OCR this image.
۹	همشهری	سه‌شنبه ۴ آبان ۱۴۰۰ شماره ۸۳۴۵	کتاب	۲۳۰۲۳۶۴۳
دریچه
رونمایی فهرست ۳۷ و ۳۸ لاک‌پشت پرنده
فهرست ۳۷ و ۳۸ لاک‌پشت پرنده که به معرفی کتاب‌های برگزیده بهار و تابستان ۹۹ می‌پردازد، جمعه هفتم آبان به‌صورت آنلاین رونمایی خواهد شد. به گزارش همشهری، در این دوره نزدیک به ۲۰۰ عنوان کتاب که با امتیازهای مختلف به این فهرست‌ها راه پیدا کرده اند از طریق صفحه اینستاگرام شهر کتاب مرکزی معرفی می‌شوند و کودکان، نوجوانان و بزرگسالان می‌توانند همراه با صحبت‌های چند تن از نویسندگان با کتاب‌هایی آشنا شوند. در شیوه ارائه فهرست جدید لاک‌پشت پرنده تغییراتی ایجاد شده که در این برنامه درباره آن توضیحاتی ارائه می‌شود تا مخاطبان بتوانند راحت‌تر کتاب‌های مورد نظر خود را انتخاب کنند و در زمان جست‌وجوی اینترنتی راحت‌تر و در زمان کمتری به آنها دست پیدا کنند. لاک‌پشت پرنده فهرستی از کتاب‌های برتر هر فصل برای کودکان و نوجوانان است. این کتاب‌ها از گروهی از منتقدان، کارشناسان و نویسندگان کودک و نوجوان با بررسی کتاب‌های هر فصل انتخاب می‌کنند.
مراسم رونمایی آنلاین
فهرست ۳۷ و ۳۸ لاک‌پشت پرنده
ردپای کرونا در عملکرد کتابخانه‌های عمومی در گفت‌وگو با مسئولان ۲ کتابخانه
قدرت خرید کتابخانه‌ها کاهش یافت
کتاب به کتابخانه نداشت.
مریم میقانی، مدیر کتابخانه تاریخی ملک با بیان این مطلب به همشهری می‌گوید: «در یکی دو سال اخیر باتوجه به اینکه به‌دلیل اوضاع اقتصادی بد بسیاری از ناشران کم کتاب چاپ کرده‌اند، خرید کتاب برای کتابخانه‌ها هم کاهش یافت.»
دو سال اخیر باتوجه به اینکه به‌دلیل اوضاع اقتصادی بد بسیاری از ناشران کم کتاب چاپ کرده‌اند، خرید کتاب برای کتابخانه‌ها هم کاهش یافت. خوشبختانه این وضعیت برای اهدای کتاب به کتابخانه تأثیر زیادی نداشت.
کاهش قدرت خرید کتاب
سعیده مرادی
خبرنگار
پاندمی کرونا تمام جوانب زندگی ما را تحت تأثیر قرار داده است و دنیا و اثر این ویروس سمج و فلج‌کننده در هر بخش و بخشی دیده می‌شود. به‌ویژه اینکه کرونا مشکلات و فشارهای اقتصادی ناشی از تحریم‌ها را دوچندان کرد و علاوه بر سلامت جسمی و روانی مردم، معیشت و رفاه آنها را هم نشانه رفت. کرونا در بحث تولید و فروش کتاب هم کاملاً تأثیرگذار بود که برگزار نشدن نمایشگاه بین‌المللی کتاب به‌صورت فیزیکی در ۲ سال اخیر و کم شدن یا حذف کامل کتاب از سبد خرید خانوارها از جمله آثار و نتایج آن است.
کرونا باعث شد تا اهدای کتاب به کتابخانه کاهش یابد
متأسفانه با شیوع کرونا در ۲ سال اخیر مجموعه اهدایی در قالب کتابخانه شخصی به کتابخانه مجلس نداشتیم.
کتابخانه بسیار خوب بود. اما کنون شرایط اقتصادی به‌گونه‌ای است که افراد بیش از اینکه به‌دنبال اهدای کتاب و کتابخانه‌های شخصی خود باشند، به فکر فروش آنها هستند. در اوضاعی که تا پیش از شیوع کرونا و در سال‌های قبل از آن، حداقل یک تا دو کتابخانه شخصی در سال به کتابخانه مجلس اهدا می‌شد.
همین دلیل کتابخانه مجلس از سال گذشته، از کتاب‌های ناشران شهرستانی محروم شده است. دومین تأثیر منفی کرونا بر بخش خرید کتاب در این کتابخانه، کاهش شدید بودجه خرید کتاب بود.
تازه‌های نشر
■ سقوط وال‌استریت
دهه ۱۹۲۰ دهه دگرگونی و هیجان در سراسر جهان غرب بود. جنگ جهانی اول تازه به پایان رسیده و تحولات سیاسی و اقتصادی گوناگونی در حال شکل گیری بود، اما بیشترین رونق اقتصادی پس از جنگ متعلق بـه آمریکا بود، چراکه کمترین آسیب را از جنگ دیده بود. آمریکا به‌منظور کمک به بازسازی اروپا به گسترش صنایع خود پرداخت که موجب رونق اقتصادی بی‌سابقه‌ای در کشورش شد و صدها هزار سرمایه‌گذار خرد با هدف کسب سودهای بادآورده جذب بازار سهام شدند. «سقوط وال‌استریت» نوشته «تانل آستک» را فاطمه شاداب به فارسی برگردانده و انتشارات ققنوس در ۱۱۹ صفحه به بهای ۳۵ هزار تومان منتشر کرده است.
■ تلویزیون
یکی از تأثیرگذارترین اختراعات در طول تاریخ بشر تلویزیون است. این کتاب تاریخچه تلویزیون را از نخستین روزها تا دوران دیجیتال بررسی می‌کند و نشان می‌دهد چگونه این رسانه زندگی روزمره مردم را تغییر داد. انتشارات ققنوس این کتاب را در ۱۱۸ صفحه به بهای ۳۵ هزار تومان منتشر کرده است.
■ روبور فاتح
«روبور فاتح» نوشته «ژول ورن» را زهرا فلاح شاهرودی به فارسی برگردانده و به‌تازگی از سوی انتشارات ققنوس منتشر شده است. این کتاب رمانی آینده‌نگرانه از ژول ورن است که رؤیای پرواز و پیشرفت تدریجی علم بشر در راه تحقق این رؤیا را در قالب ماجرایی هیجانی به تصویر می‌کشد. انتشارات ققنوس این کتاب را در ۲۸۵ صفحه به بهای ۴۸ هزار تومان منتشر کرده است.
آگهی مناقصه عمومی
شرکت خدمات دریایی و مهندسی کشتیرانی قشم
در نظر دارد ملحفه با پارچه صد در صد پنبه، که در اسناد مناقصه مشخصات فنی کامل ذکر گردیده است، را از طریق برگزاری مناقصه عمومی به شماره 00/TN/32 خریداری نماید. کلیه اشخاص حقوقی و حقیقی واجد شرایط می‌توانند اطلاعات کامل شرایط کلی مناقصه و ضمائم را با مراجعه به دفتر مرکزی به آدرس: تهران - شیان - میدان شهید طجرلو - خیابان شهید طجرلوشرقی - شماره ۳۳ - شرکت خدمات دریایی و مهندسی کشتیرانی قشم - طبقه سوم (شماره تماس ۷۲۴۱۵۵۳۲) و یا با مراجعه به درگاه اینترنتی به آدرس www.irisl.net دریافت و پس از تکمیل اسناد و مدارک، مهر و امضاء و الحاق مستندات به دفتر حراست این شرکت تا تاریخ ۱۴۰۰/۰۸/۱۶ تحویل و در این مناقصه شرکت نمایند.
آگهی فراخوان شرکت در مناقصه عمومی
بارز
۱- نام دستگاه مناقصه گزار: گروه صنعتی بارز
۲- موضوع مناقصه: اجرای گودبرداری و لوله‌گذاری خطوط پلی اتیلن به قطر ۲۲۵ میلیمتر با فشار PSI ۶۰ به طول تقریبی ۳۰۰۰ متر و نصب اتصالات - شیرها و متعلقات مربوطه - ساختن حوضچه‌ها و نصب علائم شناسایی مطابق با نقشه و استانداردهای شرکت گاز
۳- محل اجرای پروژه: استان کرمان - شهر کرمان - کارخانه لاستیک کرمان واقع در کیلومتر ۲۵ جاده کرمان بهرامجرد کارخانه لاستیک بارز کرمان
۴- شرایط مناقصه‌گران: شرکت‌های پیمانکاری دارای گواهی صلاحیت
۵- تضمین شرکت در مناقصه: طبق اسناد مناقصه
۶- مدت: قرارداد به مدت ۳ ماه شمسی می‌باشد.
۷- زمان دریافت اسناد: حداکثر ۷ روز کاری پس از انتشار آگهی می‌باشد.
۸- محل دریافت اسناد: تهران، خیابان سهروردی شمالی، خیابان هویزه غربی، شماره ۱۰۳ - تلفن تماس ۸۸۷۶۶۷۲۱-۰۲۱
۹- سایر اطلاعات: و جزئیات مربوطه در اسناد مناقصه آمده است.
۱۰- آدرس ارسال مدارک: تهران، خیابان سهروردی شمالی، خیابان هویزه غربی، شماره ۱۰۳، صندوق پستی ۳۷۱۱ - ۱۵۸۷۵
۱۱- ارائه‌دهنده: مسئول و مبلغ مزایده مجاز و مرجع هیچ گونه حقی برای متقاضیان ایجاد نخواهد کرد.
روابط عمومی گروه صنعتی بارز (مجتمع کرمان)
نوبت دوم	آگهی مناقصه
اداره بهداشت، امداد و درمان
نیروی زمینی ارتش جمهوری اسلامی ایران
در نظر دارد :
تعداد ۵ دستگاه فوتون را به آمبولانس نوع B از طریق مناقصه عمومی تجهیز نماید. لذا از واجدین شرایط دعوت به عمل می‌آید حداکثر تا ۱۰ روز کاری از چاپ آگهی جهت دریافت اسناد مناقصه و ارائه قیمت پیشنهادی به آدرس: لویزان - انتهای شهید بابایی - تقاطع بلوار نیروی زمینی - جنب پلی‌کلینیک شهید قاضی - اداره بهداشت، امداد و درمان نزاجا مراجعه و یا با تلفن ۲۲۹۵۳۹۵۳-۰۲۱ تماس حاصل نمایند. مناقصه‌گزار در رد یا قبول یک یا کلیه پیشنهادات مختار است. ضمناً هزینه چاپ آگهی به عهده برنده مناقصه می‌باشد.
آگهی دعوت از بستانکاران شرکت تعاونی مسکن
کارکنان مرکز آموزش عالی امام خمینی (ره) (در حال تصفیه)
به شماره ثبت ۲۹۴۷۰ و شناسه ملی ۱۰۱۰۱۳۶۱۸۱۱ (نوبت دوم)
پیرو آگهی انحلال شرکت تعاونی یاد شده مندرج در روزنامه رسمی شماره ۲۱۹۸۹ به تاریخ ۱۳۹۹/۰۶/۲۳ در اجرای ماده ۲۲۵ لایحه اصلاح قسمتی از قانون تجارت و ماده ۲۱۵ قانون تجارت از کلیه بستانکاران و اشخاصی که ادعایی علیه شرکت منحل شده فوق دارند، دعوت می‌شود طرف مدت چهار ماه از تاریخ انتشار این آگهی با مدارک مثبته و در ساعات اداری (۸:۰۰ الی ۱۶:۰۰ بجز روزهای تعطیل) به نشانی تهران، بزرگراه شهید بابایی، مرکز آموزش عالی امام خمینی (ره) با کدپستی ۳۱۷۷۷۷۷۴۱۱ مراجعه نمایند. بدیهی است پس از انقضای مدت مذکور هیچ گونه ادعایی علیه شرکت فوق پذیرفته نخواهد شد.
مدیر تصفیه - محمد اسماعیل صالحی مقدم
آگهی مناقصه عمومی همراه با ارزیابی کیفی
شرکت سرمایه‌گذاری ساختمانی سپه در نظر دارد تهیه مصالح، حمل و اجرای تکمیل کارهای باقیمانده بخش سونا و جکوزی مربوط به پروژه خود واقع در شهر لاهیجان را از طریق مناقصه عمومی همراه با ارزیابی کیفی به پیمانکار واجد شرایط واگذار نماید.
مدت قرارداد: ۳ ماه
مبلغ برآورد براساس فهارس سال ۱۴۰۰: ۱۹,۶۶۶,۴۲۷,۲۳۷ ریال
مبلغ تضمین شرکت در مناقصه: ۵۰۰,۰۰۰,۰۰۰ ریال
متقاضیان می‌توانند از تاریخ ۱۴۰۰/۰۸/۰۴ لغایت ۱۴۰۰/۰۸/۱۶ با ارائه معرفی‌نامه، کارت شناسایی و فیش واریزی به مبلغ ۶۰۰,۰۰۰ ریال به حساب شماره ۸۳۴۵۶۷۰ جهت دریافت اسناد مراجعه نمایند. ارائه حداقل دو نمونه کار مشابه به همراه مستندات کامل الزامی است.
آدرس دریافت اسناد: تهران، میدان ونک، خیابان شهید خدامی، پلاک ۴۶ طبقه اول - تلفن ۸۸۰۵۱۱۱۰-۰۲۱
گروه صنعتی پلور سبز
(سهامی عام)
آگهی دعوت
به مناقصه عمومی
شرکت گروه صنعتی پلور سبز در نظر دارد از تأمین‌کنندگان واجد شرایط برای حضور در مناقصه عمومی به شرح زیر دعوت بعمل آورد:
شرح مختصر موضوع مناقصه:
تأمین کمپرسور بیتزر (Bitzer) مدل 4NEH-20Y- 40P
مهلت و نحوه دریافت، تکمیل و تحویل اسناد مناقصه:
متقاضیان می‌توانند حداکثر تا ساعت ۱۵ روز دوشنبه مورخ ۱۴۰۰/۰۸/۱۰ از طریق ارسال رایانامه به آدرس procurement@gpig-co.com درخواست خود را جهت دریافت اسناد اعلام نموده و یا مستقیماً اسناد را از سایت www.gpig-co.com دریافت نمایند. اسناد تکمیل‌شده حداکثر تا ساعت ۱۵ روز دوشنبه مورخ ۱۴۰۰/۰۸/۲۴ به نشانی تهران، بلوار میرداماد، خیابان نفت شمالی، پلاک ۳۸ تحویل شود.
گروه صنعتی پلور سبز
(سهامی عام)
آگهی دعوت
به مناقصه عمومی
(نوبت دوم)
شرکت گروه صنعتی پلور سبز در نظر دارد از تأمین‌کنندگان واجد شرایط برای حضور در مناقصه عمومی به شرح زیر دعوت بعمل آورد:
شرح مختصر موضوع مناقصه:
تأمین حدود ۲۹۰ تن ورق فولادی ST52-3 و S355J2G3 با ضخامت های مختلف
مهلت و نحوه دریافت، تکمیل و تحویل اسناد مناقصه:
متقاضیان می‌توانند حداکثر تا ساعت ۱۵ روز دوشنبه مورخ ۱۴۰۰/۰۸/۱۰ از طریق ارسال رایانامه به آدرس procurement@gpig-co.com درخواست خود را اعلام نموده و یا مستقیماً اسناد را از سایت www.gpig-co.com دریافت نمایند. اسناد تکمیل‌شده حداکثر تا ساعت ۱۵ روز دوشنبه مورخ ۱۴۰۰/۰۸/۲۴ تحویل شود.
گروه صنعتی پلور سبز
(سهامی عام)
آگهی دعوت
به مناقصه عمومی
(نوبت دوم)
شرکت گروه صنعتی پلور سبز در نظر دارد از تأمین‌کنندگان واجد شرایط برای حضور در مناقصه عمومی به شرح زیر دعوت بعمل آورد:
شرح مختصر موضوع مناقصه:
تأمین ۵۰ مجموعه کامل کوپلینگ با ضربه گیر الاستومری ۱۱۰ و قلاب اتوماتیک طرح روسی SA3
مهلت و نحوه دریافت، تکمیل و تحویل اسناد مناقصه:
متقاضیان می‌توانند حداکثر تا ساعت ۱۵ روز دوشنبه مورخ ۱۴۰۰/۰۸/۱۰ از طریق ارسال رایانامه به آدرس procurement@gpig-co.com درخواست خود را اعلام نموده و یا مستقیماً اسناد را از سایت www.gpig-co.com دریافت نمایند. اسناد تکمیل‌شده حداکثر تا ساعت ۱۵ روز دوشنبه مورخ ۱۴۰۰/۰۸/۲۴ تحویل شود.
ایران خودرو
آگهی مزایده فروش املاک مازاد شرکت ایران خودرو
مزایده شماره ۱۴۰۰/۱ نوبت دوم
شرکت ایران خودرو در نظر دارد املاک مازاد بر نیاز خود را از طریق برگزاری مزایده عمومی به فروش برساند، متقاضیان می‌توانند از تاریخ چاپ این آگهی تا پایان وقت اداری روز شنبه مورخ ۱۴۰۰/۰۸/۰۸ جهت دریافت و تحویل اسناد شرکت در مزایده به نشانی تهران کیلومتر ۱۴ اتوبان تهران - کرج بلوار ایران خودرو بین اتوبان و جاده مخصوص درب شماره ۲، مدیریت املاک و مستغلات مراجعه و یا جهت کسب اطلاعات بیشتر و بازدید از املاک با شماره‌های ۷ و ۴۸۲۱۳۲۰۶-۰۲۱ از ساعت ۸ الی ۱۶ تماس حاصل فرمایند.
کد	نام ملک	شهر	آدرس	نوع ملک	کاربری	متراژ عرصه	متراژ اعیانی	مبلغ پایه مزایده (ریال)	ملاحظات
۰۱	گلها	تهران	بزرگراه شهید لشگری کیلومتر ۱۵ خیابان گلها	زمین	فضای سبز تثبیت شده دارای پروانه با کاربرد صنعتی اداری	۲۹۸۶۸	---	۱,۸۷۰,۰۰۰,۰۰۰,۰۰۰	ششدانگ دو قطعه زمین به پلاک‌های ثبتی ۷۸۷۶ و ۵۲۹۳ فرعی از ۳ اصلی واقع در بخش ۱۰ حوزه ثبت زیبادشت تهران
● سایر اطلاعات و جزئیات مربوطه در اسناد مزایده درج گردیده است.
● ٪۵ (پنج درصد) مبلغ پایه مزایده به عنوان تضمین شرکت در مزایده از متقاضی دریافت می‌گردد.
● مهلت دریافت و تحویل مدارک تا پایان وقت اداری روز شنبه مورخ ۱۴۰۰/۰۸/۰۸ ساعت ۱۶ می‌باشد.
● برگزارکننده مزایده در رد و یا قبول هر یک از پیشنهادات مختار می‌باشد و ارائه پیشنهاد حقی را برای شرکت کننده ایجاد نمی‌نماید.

^^^^^^^^^^^^^^^^

--- Requirements ---
Search the material above for "سایر". Pull out each line where it shows up.

--- Solution to the exercise ---
۹- سایر اطلاعات: و جزئیات مربوطه در اسناد مناقصه آمده است.
● سایر اطلاعات و جزئیات مربوطه در اسناد مزایده درج گردیده است.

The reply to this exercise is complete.